(DATA FOR THE TASK)
::::

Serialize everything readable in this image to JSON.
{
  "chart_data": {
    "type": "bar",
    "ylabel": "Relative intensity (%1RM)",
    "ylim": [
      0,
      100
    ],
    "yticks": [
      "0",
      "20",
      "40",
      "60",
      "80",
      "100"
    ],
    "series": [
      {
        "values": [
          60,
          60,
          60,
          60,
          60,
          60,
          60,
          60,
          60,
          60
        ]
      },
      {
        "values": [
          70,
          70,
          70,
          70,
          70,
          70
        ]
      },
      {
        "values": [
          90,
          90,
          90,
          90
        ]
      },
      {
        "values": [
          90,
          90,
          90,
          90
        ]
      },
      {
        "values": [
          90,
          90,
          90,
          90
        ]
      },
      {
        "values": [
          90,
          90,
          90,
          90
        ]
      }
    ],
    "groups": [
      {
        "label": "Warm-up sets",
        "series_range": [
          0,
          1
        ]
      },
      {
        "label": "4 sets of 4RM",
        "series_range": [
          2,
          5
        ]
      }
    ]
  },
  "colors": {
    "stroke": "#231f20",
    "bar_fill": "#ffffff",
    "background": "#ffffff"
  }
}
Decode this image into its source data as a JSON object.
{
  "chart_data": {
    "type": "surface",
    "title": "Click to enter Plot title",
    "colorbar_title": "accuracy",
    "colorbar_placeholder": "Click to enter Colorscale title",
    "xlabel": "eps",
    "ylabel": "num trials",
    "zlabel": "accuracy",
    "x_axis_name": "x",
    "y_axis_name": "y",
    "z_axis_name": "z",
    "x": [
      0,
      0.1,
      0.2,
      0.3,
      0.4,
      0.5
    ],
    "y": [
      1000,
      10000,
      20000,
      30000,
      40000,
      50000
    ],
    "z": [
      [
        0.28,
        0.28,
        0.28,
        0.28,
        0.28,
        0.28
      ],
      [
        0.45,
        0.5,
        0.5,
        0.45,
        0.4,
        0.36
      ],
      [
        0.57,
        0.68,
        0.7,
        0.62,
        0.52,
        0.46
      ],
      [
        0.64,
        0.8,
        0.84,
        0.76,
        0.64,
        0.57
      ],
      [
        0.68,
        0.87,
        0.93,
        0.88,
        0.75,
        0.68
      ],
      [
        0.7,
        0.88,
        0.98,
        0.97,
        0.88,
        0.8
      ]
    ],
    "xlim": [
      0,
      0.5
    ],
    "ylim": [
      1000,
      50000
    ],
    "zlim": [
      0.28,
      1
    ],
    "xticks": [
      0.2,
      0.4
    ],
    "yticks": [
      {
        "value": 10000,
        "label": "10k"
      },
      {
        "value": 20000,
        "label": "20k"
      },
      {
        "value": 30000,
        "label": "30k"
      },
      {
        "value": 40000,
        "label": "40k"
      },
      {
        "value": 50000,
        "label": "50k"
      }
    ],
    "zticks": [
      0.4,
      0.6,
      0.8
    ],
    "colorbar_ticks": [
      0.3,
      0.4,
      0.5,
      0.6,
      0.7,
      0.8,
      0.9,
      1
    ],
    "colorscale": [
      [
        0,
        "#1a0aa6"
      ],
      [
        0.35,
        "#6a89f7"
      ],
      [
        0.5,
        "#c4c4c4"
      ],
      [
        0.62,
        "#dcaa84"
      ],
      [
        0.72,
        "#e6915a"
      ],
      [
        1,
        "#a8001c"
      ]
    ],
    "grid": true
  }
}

::::

(WHAT IS REQUIRED) Check every line of the data, and copy the ones that contain "this".

(ANSWER)
Serialize everything readable in this image to JSON.
Decode this image into its source data as a JSON object.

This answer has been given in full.